**Information shown**.

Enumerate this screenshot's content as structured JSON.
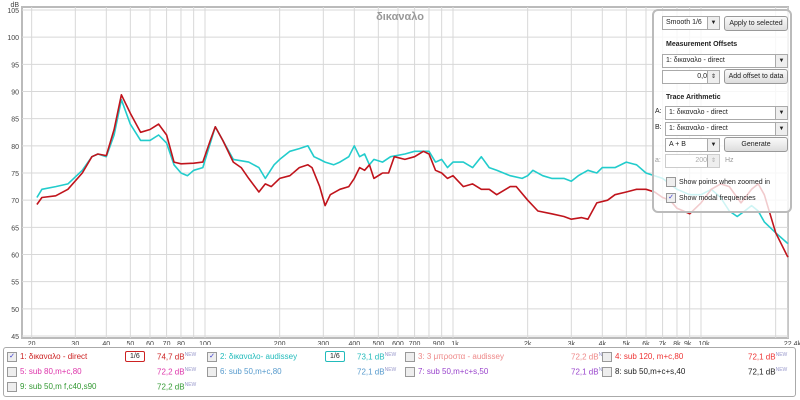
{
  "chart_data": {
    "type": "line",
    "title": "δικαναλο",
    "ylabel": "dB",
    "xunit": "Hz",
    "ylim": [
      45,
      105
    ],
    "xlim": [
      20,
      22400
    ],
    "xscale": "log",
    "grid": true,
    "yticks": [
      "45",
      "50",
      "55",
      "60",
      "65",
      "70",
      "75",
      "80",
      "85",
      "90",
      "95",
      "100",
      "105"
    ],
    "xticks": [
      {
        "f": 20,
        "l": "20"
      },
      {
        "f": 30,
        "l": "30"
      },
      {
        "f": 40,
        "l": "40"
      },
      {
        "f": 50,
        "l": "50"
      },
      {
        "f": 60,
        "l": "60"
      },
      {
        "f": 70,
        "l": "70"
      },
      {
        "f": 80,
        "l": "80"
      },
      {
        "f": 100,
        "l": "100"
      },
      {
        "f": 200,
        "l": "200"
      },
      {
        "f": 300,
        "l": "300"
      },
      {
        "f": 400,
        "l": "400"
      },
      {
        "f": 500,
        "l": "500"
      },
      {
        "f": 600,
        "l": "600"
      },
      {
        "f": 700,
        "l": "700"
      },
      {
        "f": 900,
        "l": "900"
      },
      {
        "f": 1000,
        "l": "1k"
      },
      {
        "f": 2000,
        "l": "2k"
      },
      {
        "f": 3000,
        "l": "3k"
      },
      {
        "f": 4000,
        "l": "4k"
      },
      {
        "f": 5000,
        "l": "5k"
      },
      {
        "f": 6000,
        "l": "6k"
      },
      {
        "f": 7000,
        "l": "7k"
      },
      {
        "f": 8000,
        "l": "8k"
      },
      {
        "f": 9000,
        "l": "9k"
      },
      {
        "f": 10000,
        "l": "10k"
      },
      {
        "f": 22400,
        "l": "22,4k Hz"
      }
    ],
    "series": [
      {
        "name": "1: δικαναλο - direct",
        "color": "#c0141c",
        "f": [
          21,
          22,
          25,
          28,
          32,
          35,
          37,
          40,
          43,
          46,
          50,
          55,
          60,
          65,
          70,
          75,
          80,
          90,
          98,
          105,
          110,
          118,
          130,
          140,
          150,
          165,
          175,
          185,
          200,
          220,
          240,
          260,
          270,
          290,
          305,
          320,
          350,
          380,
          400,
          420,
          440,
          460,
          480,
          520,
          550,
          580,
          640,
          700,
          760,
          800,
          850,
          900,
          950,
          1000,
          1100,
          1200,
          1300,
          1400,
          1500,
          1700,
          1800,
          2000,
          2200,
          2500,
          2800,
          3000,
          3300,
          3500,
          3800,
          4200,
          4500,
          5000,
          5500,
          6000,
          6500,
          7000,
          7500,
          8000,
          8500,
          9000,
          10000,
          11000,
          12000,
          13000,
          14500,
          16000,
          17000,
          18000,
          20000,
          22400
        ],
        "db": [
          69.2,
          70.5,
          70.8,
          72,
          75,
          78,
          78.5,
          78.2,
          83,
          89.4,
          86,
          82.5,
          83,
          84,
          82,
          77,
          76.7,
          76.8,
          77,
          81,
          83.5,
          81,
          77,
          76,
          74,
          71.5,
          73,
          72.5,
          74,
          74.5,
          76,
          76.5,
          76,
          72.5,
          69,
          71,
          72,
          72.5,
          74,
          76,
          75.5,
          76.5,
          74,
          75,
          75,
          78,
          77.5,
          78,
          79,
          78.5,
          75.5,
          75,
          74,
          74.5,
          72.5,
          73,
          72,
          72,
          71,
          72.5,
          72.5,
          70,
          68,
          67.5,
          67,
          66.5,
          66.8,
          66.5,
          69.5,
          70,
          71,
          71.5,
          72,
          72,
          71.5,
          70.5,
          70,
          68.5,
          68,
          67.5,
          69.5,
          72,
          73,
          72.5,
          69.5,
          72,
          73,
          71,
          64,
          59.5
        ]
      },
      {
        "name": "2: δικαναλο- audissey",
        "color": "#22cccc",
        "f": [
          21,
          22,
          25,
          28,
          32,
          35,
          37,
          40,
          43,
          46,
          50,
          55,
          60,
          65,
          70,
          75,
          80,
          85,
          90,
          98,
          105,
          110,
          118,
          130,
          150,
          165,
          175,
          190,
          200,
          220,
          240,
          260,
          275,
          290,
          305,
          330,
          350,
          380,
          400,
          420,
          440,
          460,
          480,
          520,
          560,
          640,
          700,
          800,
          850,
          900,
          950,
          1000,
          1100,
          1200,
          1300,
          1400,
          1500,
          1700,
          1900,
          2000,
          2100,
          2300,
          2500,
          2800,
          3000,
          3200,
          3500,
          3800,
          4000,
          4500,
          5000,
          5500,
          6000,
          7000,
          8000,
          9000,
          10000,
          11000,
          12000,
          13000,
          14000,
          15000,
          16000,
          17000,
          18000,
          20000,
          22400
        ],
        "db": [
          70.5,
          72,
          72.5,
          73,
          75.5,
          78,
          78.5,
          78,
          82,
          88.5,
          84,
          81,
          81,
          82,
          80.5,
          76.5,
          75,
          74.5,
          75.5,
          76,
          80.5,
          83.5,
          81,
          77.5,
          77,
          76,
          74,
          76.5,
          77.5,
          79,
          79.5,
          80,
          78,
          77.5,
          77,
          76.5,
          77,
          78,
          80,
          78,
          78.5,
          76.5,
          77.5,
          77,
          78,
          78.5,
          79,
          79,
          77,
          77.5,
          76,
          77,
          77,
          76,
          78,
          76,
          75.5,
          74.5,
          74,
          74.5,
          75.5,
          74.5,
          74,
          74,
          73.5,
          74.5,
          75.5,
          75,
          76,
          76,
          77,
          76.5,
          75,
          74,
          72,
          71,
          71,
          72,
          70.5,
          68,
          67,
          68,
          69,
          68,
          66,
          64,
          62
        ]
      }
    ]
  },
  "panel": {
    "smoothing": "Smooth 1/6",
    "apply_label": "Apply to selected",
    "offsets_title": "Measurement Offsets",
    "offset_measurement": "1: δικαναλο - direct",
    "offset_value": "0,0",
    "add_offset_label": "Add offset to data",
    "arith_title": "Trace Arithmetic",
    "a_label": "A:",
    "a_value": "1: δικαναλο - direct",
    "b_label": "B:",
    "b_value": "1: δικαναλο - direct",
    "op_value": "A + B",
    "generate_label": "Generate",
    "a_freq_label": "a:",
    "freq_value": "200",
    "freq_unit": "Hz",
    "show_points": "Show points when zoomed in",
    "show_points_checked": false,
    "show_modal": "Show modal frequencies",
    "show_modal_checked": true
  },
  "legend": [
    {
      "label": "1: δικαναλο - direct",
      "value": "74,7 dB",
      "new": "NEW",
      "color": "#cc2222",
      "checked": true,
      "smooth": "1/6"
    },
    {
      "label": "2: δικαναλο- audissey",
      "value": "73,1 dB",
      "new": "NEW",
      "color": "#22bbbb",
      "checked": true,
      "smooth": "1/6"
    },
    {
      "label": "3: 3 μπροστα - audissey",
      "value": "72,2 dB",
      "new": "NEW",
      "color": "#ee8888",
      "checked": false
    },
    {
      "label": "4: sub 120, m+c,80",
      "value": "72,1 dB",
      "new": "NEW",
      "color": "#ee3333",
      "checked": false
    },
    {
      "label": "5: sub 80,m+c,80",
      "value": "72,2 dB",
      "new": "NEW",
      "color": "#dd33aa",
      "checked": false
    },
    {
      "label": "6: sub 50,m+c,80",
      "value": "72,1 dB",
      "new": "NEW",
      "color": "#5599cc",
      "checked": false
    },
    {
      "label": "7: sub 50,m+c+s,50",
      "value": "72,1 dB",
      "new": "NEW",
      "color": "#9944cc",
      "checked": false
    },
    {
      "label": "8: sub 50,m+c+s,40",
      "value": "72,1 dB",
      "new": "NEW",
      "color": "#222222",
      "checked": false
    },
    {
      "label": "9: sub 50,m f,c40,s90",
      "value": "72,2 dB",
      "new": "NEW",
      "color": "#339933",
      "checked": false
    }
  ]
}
==
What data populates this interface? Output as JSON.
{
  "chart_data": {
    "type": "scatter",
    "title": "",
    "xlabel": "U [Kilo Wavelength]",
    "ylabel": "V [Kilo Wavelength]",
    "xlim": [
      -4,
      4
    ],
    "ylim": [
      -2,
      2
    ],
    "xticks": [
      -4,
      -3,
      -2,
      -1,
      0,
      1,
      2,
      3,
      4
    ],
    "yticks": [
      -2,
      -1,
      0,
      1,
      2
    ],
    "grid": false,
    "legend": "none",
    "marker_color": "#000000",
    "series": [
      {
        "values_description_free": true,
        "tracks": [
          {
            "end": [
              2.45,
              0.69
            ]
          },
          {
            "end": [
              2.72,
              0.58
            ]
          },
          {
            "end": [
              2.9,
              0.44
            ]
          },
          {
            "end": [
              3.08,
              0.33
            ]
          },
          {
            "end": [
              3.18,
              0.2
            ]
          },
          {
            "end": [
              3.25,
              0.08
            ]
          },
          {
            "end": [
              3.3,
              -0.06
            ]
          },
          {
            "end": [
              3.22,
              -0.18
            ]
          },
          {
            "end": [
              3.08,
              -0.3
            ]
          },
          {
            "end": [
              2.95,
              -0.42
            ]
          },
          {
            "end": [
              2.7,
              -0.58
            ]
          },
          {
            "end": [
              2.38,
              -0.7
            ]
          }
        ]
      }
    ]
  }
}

**Task statement**.
Reproduce each line from the records that contains the word "audissey".

**Task solution**.
        "name": "2: δικαναλο- audissey",
      "label": "2: δικαναλο- audissey",
      "label": "3: 3 μπροστα - audissey",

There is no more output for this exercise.